INSTRUCTION:
Retype the records that come next, word for word.

··· SOURCE DATA ···

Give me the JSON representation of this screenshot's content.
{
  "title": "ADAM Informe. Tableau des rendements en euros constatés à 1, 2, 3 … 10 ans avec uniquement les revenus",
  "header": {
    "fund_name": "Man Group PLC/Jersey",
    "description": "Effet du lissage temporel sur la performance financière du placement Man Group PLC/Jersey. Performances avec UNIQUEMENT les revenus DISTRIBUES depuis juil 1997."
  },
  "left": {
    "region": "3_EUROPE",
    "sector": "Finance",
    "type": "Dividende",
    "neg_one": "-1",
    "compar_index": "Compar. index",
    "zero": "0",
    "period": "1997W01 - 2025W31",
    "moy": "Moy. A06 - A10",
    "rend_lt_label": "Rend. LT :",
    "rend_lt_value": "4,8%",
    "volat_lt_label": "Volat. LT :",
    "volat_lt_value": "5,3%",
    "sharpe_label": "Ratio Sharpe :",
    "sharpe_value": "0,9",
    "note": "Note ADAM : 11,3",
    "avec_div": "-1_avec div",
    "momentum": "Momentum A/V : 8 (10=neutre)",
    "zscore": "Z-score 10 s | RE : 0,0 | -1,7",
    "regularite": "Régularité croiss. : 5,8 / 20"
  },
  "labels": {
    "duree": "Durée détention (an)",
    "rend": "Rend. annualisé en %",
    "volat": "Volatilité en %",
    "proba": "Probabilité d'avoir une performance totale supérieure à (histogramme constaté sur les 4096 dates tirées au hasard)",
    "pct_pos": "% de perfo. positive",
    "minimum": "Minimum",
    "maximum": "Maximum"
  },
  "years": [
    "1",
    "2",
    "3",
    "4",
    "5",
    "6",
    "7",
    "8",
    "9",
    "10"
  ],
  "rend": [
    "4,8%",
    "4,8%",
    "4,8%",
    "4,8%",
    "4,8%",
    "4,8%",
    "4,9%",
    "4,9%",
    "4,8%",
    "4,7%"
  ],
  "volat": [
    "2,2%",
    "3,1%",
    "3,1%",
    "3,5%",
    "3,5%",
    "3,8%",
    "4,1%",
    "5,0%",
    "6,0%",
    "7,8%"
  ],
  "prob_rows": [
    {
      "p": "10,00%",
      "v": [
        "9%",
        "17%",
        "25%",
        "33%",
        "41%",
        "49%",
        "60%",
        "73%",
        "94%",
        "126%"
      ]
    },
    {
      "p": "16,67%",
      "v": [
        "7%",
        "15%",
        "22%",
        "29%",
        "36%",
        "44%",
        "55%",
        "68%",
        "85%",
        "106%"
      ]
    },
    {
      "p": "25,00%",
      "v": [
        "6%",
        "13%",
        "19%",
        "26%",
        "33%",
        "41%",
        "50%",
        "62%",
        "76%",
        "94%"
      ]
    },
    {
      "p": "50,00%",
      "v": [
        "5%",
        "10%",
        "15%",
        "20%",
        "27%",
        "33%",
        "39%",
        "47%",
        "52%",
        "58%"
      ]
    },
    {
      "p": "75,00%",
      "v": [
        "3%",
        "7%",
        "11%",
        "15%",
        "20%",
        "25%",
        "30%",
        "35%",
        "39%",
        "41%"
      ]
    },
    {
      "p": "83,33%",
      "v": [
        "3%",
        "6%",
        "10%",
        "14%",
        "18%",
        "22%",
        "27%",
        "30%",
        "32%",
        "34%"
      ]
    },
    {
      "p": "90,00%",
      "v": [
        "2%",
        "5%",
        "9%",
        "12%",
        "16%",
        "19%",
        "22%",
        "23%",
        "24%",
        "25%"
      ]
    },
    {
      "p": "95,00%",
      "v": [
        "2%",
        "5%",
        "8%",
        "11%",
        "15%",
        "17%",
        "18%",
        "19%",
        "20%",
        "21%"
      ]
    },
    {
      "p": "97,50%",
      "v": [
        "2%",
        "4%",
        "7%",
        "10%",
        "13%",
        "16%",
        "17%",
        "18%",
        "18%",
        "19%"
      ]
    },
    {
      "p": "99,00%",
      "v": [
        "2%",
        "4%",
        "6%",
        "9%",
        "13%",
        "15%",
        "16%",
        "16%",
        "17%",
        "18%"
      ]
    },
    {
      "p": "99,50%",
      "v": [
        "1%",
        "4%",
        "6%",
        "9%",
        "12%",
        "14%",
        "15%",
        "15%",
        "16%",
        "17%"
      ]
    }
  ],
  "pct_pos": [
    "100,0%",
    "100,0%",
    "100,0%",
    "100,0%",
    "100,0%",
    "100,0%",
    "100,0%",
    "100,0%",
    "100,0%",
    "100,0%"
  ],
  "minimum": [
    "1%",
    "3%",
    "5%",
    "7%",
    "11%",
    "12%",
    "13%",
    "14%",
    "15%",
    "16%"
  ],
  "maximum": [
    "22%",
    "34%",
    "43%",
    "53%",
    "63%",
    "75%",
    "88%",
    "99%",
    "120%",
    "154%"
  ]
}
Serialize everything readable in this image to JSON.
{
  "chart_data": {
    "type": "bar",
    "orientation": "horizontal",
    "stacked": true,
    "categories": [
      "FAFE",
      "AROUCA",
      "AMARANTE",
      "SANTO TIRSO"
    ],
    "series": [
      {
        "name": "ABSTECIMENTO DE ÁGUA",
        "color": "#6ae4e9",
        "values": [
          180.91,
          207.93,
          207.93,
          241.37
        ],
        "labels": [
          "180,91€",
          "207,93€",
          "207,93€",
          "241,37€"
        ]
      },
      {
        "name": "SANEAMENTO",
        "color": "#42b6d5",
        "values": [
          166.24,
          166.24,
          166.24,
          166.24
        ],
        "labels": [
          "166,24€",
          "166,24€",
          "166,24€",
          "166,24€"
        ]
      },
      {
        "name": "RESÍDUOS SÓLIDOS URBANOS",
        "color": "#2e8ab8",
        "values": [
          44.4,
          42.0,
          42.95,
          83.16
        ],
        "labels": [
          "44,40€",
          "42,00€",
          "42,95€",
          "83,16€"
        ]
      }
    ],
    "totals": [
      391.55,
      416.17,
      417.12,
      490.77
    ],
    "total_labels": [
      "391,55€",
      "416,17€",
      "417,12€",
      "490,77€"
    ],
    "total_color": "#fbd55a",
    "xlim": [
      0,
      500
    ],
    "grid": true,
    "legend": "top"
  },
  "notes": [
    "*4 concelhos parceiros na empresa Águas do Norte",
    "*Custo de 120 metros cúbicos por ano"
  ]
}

···

REPLY TO THE EXERCISE:
Give me the JSON representation of this screenshot's content.
{
  "title": "ADAM Informe. Tableau des rendements en euros constatés à 1, 2, 3 … 10 ans avec uniquement les revenus",
  "header": {
    "fund_name": "Man Group PLC/Jersey",
    "description": "Effet du lissage temporel sur la performance financière du placement Man Group PLC/Jersey. Performances avec UNIQUEMENT les revenus DISTRIBUES depuis juil 1997."
  },
  "left": {
    "region": "3_EUROPE",
    "sector": "Finance",
    "type": "Dividende",
    "neg_one": "-1",
    "compar_index": "Compar. index",
    "zero": "0",
    "period": "1997W01 - 2025W31",
    "moy": "Moy. A06 - A10",
    "rend_lt_label": "Rend. LT :",
    "rend_lt_value": "4,8%",
    "volat_lt_label": "Volat. LT :",
    "volat_lt_value": "5,3%",
    "sharpe_label": "Ratio Sharpe :",
    "sharpe_value": "0,9",
    "note": "Note ADAM : 11,3",
    "avec_div": "-1_avec div",
    "momentum": "Momentum A/V : 8 (10=neutre)",
    "zscore": "Z-score 10 s | RE : 0,0 | -1,7",
    "regularite": "Régularité croiss. : 5,8 / 20"
  },
  "labels": {
    "duree": "Durée détention (an)",
    "rend": "Rend. annualisé en %",
    "volat": "Volatilité en %",
    "proba": "Probabilité d'avoir une performance totale supérieure à (histogramme constaté sur les 4096 dates tirées au hasard)",
    "pct_pos": "% de perfo. positive",
    "minimum": "Minimum",
    "maximum": "Maximum"
  },
  "years": [
    "1",
    "2",
    "3",
    "4",
    "5",
    "6",
    "7",
    "8",
    "9",
    "10"
  ],
  "rend": [
    "4,8%",
    "4,8%",
    "4,8%",
    "4,8%",
    "4,8%",
    "4,8%",
    "4,9%",
    "4,9%",
    "4,8%",
    "4,7%"
  ],
  "volat": [
    "2,2%",
    "3,1%",
    "3,1%",
    "3,5%",
    "3,5%",
    "3,8%",
    "4,1%",
    "5,0%",
    "6,0%",
    "7,8%"
  ],
  "prob_rows": [
    {
      "p": "10,00%",
      "v": [
        "9%",
        "17%",
        "25%",
        "33%",
        "41%",
        "49%",
        "60%",
        "73%",
        "94%",
        "126%"
      ]
    },
    {
      "p": "16,67%",
      "v": [
        "7%",
        "15%",
        "22%",
        "29%",
        "36%",
        "44%",
        "55%",
        "68%",
        "85%",
        "106%"
      ]
    },
    {
      "p": "25,00%",
      "v": [
        "6%",
        "13%",
        "19%",
        "26%",
        "33%",
        "41%",
        "50%",
        "62%",
        "76%",
        "94%"
      ]
    },
    {
      "p": "50,00%",
      "v": [
        "5%",
        "10%",
        "15%",
        "20%",
        "27%",
        "33%",
        "39%",
        "47%",
        "52%",
        "58%"
      ]
    },
    {
      "p": "75,00%",
      "v": [
        "3%",
        "7%",
        "11%",
        "15%",
        "20%",
        "25%",
        "30%",
        "35%",
        "39%",
        "41%"
      ]
    },
    {
      "p": "83,33%",
      "v": [
        "3%",
        "6%",
        "10%",
        "14%",
        "18%",
        "22%",
        "27%",
        "30%",
        "32%",
        "34%"
      ]
    },
    {
      "p": "90,00%",
      "v": [
        "2%",
        "5%",
        "9%",
        "12%",
        "16%",
        "19%",
        "22%",
        "23%",
        "24%",
        "25%"
      ]
    },
    {
      "p": "95,00%",
      "v": [
        "2%",
        "5%",
        "8%",
        "11%",
        "15%",
        "17%",
        "18%",
        "19%",
        "20%",
        "21%"
      ]
    },
    {
      "p": "97,50%",
      "v": [
        "2%",
        "4%",
        "7%",
        "10%",
        "13%",
        "16%",
        "17%",
        "18%",
        "18%",
        "19%"
      ]
    },
    {
      "p": "99,00%",
      "v": [
        "2%",
        "4%",
        "6%",
        "9%",
        "13%",
        "15%",
        "16%",
        "16%",
        "17%",
        "18%"
      ]
    },
    {
      "p": "99,50%",
      "v": [
        "1%",
        "4%",
        "6%",
        "9%",
        "12%",
        "14%",
        "15%",
        "15%",
        "16%",
        "17%"
      ]
    }
  ],
  "pct_pos": [
    "100,0%",
    "100,0%",
    "100,0%",
    "100,0%",
    "100,0%",
    "100,0%",
    "100,0%",
    "100,0%",
    "100,0%",
    "100,0%"
  ],
  "minimum": [
    "1%",
    "3%",
    "5%",
    "7%",
    "11%",
    "12%",
    "13%",
    "14%",
    "15%",
    "16%"
  ],
  "maximum": [
    "22%",
    "34%",
    "43%",
    "53%",
    "63%",
    "75%",
    "88%",
    "99%",
    "120%",
    "154%"
  ]
}
Serialize everything readable in this image to JSON.
{
  "chart_data": {
    "type": "bar",
    "orientation": "horizontal",
    "stacked": true,
    "categories": [
      "FAFE",
      "AROUCA",
      "AMARANTE",
      "SANTO TIRSO"
    ],
    "series": [
      {
        "name": "ABSTECIMENTO DE ÁGUA",
        "color": "#6ae4e9",
        "values": [
          180.91,
          207.93,
          207.93,
          241.37
        ],
        "labels": [
          "180,91€",
          "207,93€",
          "207,93€",
          "241,37€"
        ]
      },
      {
        "name": "SANEAMENTO",
        "color": "#42b6d5",
        "values": [
          166.24,
          166.24,
          166.24,
          166.24
        ],
        "labels": [
          "166,24€",
          "166,24€",
          "166,24€",
          "166,24€"
        ]
      },
      {
        "name": "RESÍDUOS SÓLIDOS URBANOS",
        "color": "#2e8ab8",
        "values": [
          44.4,
          42.0,
          42.95,
          83.16
        ],
        "labels": [
          "44,40€",
          "42,00€",
          "42,95€",
          "83,16€"
        ]
      }
    ],
    "totals": [
      391.55,
      416.17,
      417.12,
      490.77
    ],
    "total_labels": [
      "391,55€",
      "416,17€",
      "417,12€",
      "490,77€"
    ],
    "total_color": "#fbd55a",
    "xlim": [
      0,
      500
    ],
    "grid": true,
    "legend": "top"
  },
  "notes": [
    "*4 concelhos parceiros na empresa Águas do Norte",
    "*Custo de 120 metros cúbicos por ano"
  ]
}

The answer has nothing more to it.